Given problem =
Rewrite the listing with every "interactable" changed to "clickable", keeping everything else the same.

[Spatial layout data]
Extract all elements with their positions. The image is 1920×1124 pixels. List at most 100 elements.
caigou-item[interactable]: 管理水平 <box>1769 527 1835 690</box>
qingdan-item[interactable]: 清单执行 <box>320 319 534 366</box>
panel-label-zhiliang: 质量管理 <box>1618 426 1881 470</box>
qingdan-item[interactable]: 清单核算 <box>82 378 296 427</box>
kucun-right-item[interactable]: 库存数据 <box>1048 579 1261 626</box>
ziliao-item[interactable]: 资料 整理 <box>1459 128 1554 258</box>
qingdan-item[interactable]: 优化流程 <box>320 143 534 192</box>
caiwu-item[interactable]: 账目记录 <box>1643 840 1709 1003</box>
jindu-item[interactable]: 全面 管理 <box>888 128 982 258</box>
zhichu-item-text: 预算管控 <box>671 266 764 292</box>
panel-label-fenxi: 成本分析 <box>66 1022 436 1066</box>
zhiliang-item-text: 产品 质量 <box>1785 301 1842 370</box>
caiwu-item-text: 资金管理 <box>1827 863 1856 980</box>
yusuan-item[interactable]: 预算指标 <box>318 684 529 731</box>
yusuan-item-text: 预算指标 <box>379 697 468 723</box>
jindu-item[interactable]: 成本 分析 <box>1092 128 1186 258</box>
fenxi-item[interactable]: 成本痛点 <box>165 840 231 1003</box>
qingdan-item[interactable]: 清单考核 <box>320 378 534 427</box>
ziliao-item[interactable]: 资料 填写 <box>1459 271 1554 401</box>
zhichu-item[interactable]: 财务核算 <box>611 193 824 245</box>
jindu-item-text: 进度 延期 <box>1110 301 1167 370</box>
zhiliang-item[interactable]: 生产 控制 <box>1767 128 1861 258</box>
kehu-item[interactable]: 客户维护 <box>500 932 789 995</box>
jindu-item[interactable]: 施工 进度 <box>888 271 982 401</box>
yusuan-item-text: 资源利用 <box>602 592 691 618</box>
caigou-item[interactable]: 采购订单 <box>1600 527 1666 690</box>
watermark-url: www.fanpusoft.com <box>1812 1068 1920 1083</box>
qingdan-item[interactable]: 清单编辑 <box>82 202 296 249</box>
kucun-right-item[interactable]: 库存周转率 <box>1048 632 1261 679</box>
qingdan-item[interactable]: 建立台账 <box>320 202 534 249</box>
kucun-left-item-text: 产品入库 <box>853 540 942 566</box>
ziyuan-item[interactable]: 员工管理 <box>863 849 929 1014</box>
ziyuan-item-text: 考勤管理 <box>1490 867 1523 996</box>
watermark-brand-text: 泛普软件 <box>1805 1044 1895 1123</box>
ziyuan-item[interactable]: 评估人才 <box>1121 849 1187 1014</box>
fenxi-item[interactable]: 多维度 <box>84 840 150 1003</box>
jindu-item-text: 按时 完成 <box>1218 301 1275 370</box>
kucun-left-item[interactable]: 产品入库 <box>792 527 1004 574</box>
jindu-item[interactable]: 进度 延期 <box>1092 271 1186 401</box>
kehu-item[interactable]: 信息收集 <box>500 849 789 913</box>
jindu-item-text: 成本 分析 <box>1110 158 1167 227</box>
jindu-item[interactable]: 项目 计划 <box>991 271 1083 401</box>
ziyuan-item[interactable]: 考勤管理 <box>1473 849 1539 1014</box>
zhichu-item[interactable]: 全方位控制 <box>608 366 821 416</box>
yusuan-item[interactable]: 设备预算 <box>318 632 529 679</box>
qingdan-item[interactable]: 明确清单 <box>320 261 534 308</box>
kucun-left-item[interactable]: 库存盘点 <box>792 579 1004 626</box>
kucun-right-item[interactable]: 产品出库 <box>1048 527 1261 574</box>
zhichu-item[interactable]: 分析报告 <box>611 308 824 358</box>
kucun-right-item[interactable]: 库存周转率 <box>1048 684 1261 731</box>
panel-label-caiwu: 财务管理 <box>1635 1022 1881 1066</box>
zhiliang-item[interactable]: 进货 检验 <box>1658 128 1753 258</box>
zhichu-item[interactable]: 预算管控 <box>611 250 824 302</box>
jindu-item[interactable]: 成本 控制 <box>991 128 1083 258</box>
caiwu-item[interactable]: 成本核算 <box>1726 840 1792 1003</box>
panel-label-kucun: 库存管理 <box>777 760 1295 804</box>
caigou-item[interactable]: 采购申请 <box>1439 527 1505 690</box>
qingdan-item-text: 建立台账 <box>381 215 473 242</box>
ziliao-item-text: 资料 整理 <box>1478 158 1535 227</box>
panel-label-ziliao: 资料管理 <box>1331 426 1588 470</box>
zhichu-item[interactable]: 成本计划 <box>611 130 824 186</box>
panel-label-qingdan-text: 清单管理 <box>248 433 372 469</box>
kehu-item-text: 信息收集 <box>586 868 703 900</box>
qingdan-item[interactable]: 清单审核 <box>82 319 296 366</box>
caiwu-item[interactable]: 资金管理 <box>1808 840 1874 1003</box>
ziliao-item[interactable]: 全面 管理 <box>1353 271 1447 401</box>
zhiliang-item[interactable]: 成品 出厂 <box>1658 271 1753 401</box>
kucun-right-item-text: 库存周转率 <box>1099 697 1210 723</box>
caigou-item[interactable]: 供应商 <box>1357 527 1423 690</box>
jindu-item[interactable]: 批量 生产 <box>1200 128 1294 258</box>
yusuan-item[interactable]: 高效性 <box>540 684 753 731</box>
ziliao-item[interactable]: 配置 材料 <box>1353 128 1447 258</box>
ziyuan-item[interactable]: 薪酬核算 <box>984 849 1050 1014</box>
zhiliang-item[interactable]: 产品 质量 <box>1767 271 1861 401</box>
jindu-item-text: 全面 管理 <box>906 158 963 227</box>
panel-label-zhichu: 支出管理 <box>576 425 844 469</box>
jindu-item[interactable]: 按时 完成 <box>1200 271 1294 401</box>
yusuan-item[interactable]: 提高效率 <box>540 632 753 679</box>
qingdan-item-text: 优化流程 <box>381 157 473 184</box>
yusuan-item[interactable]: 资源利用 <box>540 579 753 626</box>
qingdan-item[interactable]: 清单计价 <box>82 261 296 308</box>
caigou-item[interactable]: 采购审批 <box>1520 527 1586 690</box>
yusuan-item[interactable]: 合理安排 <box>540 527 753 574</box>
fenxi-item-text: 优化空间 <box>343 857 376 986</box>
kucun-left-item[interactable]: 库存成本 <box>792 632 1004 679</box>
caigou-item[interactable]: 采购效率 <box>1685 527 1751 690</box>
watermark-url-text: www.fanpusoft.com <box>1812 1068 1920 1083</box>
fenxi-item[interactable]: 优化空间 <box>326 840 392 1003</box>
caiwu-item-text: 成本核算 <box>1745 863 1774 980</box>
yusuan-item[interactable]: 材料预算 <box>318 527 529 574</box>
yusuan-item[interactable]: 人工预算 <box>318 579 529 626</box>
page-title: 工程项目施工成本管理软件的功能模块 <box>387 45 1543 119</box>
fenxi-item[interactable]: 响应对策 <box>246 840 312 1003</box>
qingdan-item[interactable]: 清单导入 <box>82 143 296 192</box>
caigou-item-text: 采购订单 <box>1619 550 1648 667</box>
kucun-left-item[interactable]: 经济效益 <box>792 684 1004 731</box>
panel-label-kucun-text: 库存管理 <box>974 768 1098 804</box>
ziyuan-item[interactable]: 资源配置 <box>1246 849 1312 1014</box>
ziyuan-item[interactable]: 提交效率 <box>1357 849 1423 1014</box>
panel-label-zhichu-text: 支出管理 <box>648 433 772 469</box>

Response =
Extract all elements with their positions. The image is 1920×1124 pixels. List at most 100 elements.
caigou-item[clickable]: 管理水平 <box>1769 527 1835 690</box>
qingdan-item[clickable]: 清单执行 <box>320 319 534 366</box>
panel-label-zhiliang: 质量管理 <box>1618 426 1881 470</box>
qingdan-item[clickable]: 清单核算 <box>82 378 296 427</box>
kucun-right-item[clickable]: 库存数据 <box>1048 579 1261 626</box>
ziliao-item[clickable]: 资料 整理 <box>1459 128 1554 258</box>
qingdan-item[clickable]: 优化流程 <box>320 143 534 192</box>
caiwu-item[clickable]: 账目记录 <box>1643 840 1709 1003</box>
jindu-item[clickable]: 全面 管理 <box>888 128 982 258</box>
zhichu-item-text: 预算管控 <box>671 266 764 292</box>
panel-label-fenxi: 成本分析 <box>66 1022 436 1066</box>
zhiliang-item-text: 产品 质量 <box>1785 301 1842 370</box>
caiwu-item-text: 资金管理 <box>1827 863 1856 980</box>
yusuan-item[clickable]: 预算指标 <box>318 684 529 731</box>
yusuan-item-text: 预算指标 <box>379 697 468 723</box>
jindu-item[clickable]: 成本 分析 <box>1092 128 1186 258</box>
fenxi-item[clickable]: 成本痛点 <box>165 840 231 1003</box>
qingdan-item[clickable]: 清单考核 <box>320 378 534 427</box>
ziliao-item[clickable]: 资料 填写 <box>1459 271 1554 401</box>
zhichu-item[clickable]: 财务核算 <box>611 193 824 245</box>
jindu-item-text: 进度 延期 <box>1110 301 1167 370</box>
zhiliang-item[clickable]: 生产 控制 <box>1767 128 1861 258</box>
kehu-item[clickable]: 客户维护 <box>500 932 789 995</box>
jindu-item[clickable]: 施工 进度 <box>888 271 982 401</box>
yusuan-item-text: 资源利用 <box>602 592 691 618</box>
caigou-item[clickable]: 采购订单 <box>1600 527 1666 690</box>
watermark-url: www.fanpusoft.com <box>1812 1068 1920 1083</box>
qingdan-item[clickable]: 清单编辑 <box>82 202 296 249</box>
kucun-right-item[clickable]: 库存周转率 <box>1048 632 1261 679</box>
qingdan-item[clickable]: 建立台账 <box>320 202 534 249</box>
kucun-left-item-text: 产品入库 <box>853 540 942 566</box>
ziyuan-item[clickable]: 员工管理 <box>863 849 929 1014</box>
ziyuan-item-text: 考勤管理 <box>1490 867 1523 996</box>
watermark-brand-text: 泛普软件 <box>1805 1044 1895 1123</box>
ziyuan-item[clickable]: 评估人才 <box>1121 849 1187 1014</box>
fenxi-item[clickable]: 多维度 <box>84 840 150 1003</box>
jindu-item-text: 按时 完成 <box>1218 301 1275 370</box>
kucun-left-item[clickable]: 产品入库 <box>792 527 1004 574</box>
jindu-item[clickable]: 进度 延期 <box>1092 271 1186 401</box>
kehu-item[clickable]: 信息收集 <box>500 849 789 913</box>
jindu-item-text: 成本 分析 <box>1110 158 1167 227</box>
jindu-item[clickable]: 项目 计划 <box>991 271 1083 401</box>
ziyuan-item[clickable]: 考勤管理 <box>1473 849 1539 1014</box>
zhichu-item[clickable]: 全方位控制 <box>608 366 821 416</box>
yusuan-item[clickable]: 设备预算 <box>318 632 529 679</box>
qingdan-item[clickable]: 明确清单 <box>320 261 534 308</box>
kucun-left-item[clickable]: 库存盘点 <box>792 579 1004 626</box>
kucun-right-item[clickable]: 产品出库 <box>1048 527 1261 574</box>
zhichu-item[clickable]: 分析报告 <box>611 308 824 358</box>
kucun-right-item[clickable]: 库存周转率 <box>1048 684 1261 731</box>
panel-label-caiwu: 财务管理 <box>1635 1022 1881 1066</box>
zhiliang-item[clickable]: 进货 检验 <box>1658 128 1753 258</box>
zhichu-item[clickable]: 预算管控 <box>611 250 824 302</box>
jindu-item[clickable]: 成本 控制 <box>991 128 1083 258</box>
caiwu-item[clickable]: 成本核算 <box>1726 840 1792 1003</box>
panel-label-kucun: 库存管理 <box>777 760 1295 804</box>
caigou-item[clickable]: 采购申请 <box>1439 527 1505 690</box>
qingdan-item-text: 建立台账 <box>381 215 473 242</box>
ziliao-item-text: 资料 整理 <box>1478 158 1535 227</box>
panel-label-ziliao: 资料管理 <box>1331 426 1588 470</box>
zhichu-item[clickable]: 成本计划 <box>611 130 824 186</box>
panel-label-qingdan-text: 清单管理 <box>248 433 372 469</box>
kehu-item-text: 信息收集 <box>586 868 703 900</box>
qingdan-item[clickable]: 清单审核 <box>82 319 296 366</box>
caiwu-item[clickable]: 资金管理 <box>1808 840 1874 1003</box>
ziliao-item[clickable]: 全面 管理 <box>1353 271 1447 401</box>
zhiliang-item[clickable]: 成品 出厂 <box>1658 271 1753 401</box>
kucun-right-item-text: 库存周转率 <box>1099 697 1210 723</box>
caigou-item[clickable]: 供应商 <box>1357 527 1423 690</box>
jindu-item[clickable]: 批量 生产 <box>1200 128 1294 258</box>
yusuan-item[clickable]: 高效性 <box>540 684 753 731</box>
ziliao-item[clickable]: 配置 材料 <box>1353 128 1447 258</box>
ziyuan-item[clickable]: 薪酬核算 <box>984 849 1050 1014</box>
zhiliang-item[clickable]: 产品 质量 <box>1767 271 1861 401</box>
jindu-item-text: 全面 管理 <box>906 158 963 227</box>
panel-label-zhichu: 支出管理 <box>576 425 844 469</box>
jindu-item[clickable]: 按时 完成 <box>1200 271 1294 401</box>
yusuan-item[clickable]: 提高效率 <box>540 632 753 679</box>
qingdan-item-text: 优化流程 <box>381 157 473 184</box>
yusuan-item[clickable]: 资源利用 <box>540 579 753 626</box>
qingdan-item[clickable]: 清单计价 <box>82 261 296 308</box>
caigou-item[clickable]: 采购审批 <box>1520 527 1586 690</box>
yusuan-item[clickable]: 合理安排 <box>540 527 753 574</box>
fenxi-item-text: 优化空间 <box>343 857 376 986</box>
kucun-left-item[clickable]: 库存成本 <box>792 632 1004 679</box>
caigou-item[clickable]: 采购效率 <box>1685 527 1751 690</box>
watermark-url-text: www.fanpusoft.com <box>1812 1068 1920 1083</box>
fenxi-item[clickable]: 优化空间 <box>326 840 392 1003</box>
caiwu-item-text: 成本核算 <box>1745 863 1774 980</box>
yusuan-item[clickable]: 材料预算 <box>318 527 529 574</box>
yusuan-item[clickable]: 人工预算 <box>318 579 529 626</box>
page-title: 工程项目施工成本管理软件的功能模块 <box>387 45 1543 119</box>
fenxi-item[clickable]: 响应对策 <box>246 840 312 1003</box>
qingdan-item[clickable]: 清单导入 <box>82 143 296 192</box>
caigou-item-text: 采购订单 <box>1619 550 1648 667</box>
kucun-left-item[clickable]: 经济效益 <box>792 684 1004 731</box>
panel-label-kucun-text: 库存管理 <box>974 768 1098 804</box>
ziyuan-item[clickable]: 资源配置 <box>1246 849 1312 1014</box>
ziyuan-item[clickable]: 提交效率 <box>1357 849 1423 1014</box>
panel-label-zhichu-text: 支出管理 <box>648 433 772 469</box>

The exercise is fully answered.